"""

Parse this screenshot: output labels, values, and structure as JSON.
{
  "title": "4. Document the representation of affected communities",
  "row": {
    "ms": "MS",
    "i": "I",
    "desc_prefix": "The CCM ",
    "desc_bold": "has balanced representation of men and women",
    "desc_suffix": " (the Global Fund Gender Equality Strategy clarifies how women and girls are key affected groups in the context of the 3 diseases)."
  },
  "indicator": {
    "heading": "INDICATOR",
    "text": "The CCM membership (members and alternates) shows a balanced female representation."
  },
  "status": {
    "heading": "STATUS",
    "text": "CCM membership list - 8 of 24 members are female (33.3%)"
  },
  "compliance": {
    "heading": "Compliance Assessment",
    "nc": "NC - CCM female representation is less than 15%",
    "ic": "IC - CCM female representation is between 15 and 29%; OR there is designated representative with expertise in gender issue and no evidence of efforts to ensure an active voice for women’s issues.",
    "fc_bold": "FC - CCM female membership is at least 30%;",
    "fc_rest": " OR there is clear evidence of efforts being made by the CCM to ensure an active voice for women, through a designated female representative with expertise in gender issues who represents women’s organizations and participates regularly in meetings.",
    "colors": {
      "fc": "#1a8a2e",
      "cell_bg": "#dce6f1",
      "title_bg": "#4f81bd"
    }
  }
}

"""

**PROMPT**
Quote all the records. Keep every word exact.

**SOLVED PROBLEM**
Parse this screenshot: output labels, values, and structure as JSON.
{
  "title": "4. Document the representation of affected communities",
  "row": {
    "ms": "MS",
    "i": "I",
    "desc_prefix": "The CCM ",
    "desc_bold": "has balanced representation of men and women",
    "desc_suffix": " (the Global Fund Gender Equality Strategy clarifies how women and girls are key affected groups in the context of the 3 diseases)."
  },
  "indicator": {
    "heading": "INDICATOR",
    "text": "The CCM membership (members and alternates) shows a balanced female representation."
  },
  "status": {
    "heading": "STATUS",
    "text": "CCM membership list - 8 of 24 members are female (33.3%)"
  },
  "compliance": {
    "heading": "Compliance Assessment",
    "nc": "NC - CCM female representation is less than 15%",
    "ic": "IC - CCM female representation is between 15 and 29%; OR there is designated representative with expertise in gender issue and no evidence of efforts to ensure an active voice for women’s issues.",
    "fc_bold": "FC - CCM female membership is at least 30%;",
    "fc_rest": " OR there is clear evidence of efforts being made by the CCM to ensure an active voice for women, through a designated female representative with expertise in gender issues who represents women’s organizations and participates regularly in meetings.",
    "colors": {
      "fc": "#1a8a2e",
      "cell_bg": "#dce6f1",
      "title_bg": "#4f81bd"
    }
  }
}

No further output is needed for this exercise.